Work to be completed - Reading down the listing below, count the lines where the word "xlabel" shows up, then give only that count.

Source records -
=-=-=-=-=
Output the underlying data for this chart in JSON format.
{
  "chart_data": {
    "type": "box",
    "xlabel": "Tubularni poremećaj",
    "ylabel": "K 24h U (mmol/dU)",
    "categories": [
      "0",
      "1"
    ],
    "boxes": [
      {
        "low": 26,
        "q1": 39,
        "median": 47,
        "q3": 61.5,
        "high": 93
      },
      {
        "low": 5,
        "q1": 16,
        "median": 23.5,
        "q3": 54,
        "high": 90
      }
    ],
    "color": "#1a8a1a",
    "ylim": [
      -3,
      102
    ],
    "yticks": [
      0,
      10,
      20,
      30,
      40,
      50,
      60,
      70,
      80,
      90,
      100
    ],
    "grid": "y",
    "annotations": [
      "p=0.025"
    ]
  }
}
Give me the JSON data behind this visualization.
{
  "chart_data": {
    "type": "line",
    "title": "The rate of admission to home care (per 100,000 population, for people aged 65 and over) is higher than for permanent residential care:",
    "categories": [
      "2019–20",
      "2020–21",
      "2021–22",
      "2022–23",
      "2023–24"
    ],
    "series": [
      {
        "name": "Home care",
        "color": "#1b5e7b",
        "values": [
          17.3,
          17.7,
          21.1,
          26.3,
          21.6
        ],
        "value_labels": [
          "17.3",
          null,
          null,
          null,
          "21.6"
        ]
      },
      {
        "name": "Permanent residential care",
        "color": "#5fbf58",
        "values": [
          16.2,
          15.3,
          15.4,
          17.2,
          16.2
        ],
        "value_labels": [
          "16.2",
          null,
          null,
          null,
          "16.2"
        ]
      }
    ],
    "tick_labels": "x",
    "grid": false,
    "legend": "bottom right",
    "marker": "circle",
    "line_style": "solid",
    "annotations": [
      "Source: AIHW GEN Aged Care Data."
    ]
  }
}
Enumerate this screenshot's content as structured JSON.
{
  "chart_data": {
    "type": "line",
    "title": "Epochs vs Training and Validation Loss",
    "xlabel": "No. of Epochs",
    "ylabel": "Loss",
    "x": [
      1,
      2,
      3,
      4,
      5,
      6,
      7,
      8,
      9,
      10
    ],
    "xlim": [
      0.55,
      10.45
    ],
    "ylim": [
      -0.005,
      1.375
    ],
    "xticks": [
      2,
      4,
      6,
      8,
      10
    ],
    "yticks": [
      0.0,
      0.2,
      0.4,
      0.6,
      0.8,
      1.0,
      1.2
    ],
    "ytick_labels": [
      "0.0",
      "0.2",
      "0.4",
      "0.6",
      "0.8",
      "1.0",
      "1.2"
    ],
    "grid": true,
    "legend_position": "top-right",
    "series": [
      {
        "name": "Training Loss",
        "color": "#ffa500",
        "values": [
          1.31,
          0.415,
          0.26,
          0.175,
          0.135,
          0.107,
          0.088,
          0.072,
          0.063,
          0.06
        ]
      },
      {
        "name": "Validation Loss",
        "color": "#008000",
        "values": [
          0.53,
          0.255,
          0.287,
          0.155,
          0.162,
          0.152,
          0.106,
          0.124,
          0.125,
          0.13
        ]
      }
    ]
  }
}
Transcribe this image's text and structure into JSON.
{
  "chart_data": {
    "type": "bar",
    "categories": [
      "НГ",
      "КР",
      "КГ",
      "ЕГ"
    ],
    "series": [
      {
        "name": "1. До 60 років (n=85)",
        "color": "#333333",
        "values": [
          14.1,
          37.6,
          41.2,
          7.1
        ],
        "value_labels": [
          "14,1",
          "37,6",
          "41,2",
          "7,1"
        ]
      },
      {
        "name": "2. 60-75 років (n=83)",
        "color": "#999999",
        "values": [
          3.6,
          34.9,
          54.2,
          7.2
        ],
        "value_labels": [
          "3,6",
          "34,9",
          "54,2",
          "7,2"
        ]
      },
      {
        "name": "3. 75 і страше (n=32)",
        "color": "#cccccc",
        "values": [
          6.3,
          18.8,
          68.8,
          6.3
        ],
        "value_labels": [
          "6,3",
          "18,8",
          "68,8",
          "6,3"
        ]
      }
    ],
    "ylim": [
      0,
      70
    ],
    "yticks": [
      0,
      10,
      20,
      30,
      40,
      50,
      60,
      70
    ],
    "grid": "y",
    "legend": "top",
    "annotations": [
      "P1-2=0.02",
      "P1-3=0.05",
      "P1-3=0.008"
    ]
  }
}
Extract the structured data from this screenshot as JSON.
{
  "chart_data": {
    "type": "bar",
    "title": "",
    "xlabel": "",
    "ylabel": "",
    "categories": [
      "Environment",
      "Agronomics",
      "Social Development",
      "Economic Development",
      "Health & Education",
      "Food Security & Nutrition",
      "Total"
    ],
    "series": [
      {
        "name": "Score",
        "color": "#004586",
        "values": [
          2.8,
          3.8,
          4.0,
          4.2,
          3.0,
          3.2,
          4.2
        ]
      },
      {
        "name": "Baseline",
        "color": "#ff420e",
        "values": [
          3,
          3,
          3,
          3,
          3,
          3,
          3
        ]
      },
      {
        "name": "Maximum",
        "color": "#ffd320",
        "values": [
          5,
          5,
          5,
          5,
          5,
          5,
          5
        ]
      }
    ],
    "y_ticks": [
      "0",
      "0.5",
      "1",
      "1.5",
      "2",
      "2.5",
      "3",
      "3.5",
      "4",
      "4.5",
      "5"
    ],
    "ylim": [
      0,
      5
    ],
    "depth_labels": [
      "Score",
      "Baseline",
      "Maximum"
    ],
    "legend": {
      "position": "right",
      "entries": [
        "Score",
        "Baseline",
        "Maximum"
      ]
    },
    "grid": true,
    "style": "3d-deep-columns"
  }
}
=-=-=-=-=
Right answer - 3